> [What is expected]: Report the number of lines containing "grid", with no other words.

□ □ □

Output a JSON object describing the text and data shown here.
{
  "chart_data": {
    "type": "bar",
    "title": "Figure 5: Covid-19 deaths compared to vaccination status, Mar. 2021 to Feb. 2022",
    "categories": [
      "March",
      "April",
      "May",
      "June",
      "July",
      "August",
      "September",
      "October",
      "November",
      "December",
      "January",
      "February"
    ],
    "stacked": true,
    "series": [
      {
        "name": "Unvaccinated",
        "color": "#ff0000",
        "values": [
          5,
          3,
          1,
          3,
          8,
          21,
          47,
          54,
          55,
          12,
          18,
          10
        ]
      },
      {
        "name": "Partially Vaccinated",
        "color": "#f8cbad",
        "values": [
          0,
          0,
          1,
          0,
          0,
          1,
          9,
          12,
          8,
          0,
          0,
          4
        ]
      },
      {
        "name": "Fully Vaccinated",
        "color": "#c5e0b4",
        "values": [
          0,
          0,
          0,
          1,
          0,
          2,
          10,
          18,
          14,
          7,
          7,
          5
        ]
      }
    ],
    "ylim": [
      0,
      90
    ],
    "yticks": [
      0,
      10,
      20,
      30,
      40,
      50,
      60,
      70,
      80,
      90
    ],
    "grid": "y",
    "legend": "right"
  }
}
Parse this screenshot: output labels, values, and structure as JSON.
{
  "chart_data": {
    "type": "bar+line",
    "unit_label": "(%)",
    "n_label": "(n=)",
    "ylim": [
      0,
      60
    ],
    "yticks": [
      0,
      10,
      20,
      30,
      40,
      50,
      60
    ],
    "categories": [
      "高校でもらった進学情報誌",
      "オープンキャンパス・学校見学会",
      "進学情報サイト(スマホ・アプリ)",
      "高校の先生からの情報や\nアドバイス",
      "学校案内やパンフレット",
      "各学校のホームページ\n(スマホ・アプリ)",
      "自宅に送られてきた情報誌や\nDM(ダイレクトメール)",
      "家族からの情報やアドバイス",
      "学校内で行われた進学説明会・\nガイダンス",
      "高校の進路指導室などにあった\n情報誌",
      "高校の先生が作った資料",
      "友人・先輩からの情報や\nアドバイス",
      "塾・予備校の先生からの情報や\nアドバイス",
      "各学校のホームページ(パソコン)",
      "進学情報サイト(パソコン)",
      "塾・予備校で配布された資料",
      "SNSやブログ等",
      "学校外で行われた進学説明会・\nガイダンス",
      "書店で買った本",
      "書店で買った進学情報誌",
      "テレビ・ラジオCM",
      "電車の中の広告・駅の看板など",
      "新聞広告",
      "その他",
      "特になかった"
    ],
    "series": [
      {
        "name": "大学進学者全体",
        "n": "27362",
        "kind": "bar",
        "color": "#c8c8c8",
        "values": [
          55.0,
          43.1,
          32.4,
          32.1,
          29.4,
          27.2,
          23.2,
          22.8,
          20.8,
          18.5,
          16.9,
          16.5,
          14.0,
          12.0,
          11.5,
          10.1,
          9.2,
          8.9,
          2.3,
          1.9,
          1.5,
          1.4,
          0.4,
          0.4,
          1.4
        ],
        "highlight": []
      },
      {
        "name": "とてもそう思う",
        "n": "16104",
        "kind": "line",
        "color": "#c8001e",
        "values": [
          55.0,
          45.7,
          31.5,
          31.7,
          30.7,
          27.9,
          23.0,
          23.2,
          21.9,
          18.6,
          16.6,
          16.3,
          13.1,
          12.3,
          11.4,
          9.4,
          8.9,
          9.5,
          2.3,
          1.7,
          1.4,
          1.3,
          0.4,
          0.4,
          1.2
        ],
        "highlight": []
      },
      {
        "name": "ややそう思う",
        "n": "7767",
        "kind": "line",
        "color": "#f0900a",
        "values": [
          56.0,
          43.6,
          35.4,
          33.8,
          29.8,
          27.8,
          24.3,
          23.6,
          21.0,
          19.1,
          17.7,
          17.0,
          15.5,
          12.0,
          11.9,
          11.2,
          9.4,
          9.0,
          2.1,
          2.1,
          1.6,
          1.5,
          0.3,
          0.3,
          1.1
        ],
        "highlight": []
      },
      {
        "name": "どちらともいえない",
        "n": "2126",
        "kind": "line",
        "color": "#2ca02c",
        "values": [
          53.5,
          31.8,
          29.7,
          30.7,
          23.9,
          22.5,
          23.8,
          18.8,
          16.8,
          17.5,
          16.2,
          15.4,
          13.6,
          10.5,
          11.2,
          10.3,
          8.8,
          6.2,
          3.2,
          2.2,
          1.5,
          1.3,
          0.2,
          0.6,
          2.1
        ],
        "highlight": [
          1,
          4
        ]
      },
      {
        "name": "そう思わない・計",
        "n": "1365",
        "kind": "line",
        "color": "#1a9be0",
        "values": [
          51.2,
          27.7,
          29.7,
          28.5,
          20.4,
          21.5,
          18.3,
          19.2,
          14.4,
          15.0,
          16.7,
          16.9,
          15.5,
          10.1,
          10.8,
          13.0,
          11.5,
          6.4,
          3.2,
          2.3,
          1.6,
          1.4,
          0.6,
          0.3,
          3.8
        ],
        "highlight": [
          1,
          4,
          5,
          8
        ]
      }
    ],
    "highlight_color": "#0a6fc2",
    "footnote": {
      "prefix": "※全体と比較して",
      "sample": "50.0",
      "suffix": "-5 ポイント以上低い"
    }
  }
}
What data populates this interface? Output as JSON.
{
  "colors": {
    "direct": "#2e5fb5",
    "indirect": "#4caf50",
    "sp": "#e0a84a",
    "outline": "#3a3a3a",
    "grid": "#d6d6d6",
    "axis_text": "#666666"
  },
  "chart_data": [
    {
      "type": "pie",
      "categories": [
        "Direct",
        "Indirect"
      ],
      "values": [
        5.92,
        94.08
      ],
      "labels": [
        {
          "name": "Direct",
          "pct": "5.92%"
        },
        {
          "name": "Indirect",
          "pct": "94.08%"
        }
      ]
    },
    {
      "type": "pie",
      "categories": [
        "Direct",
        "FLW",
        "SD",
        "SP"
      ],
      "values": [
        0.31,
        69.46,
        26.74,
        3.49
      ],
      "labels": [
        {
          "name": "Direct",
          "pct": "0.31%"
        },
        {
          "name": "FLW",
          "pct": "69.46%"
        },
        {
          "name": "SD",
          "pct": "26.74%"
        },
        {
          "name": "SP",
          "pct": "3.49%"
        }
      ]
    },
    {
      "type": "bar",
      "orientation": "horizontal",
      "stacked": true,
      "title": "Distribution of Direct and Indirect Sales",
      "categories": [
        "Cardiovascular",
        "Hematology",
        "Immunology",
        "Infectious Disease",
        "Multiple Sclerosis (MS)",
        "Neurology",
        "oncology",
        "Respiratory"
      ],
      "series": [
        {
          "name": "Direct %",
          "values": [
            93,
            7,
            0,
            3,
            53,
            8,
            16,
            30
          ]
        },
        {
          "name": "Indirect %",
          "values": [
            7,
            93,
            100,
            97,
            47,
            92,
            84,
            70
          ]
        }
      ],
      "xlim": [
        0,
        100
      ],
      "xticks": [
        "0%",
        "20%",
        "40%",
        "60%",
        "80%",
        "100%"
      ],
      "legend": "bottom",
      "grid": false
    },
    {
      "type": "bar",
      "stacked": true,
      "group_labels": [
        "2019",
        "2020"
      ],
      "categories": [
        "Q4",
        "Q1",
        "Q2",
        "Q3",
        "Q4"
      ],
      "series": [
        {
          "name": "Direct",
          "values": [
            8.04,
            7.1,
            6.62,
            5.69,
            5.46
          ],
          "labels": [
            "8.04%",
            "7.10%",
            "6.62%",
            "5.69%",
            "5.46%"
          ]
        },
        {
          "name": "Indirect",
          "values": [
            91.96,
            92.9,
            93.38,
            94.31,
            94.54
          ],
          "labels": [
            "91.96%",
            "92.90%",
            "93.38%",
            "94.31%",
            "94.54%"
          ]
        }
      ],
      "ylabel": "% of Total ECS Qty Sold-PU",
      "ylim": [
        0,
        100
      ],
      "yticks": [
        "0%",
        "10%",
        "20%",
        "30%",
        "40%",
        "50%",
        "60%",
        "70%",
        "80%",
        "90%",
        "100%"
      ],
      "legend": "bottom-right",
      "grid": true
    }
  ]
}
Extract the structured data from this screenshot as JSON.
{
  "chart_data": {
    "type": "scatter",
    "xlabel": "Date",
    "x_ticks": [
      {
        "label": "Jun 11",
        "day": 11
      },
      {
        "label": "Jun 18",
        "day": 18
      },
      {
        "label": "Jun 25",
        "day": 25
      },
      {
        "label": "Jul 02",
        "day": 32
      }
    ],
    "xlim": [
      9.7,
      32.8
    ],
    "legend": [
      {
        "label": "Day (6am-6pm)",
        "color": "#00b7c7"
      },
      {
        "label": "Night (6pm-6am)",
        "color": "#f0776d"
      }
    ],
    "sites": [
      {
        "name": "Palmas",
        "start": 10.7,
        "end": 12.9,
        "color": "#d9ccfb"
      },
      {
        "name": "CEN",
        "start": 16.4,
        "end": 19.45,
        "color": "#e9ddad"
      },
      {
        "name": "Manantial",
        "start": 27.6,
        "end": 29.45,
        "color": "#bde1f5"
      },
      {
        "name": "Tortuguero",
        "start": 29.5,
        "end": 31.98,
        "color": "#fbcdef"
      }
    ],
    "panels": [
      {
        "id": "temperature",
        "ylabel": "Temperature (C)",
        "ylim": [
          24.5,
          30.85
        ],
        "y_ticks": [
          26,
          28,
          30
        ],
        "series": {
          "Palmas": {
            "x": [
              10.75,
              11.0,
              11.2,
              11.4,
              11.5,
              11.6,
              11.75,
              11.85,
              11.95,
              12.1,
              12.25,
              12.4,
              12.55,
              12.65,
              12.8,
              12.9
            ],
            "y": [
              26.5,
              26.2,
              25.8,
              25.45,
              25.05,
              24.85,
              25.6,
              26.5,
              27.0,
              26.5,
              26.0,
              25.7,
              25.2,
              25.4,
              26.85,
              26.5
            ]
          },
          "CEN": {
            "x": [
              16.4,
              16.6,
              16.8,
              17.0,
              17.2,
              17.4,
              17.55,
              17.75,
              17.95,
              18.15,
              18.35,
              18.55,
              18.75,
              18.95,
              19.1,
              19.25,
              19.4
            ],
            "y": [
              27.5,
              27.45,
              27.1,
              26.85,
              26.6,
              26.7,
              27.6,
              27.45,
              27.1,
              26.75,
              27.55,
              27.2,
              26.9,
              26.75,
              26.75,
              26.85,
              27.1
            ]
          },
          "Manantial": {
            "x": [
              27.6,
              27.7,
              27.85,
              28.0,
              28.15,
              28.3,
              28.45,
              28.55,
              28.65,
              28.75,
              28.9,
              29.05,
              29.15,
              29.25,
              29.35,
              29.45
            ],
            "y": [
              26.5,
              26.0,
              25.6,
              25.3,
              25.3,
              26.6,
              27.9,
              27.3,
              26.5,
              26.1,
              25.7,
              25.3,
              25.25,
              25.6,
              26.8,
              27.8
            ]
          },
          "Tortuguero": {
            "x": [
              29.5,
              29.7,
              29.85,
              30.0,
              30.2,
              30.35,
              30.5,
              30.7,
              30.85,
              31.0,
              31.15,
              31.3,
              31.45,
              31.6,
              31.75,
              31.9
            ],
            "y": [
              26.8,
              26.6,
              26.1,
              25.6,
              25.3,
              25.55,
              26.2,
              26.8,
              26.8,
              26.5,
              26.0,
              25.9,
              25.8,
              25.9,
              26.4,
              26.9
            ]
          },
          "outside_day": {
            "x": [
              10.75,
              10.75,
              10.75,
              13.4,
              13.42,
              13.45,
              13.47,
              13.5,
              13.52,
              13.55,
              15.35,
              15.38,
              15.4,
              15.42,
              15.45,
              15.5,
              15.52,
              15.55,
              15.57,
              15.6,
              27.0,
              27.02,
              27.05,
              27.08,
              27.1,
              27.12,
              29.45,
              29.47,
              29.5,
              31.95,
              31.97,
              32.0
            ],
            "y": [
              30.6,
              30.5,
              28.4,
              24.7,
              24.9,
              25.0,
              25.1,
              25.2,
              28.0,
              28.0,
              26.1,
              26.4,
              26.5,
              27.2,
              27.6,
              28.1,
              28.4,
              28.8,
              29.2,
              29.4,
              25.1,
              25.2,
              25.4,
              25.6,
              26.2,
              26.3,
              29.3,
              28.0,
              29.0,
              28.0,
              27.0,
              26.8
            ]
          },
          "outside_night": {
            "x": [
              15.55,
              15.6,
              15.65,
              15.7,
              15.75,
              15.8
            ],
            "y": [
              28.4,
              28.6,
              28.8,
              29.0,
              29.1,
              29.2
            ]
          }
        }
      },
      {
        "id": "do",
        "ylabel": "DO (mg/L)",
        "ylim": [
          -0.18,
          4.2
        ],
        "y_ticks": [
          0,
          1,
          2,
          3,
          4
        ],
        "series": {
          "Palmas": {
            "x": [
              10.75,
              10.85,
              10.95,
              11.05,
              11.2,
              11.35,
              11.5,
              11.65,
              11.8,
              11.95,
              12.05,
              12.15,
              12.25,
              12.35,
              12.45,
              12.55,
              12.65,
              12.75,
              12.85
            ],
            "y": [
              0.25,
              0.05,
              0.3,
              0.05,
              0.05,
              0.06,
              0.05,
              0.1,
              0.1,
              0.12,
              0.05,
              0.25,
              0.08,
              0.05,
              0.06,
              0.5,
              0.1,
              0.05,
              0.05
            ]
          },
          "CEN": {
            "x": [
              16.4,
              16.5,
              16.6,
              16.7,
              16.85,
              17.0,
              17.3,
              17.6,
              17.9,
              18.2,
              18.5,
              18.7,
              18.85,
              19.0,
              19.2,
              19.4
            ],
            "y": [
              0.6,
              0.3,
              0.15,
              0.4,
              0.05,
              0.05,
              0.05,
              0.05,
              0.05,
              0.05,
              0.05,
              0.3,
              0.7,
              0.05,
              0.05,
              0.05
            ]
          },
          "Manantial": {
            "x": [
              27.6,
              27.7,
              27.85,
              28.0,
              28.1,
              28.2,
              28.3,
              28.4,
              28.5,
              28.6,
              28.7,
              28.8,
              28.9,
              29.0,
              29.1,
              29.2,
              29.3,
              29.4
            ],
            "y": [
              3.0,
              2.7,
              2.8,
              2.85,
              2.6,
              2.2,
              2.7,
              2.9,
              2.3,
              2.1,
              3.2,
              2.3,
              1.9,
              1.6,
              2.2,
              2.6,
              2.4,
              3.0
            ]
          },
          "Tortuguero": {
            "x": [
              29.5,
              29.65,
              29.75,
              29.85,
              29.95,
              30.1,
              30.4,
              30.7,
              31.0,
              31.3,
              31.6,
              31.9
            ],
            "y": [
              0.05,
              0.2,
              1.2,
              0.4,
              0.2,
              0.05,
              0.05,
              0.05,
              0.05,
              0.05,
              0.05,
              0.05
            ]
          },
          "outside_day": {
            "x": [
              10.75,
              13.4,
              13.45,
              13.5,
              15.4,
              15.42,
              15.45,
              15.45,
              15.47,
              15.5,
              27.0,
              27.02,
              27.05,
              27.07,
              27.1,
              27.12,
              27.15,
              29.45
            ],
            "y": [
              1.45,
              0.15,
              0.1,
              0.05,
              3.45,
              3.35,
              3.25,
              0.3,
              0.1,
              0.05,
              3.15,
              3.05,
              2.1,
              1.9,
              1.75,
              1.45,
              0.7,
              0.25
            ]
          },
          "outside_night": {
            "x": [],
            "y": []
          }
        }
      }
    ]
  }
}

□ □ □

> [Solution]: 4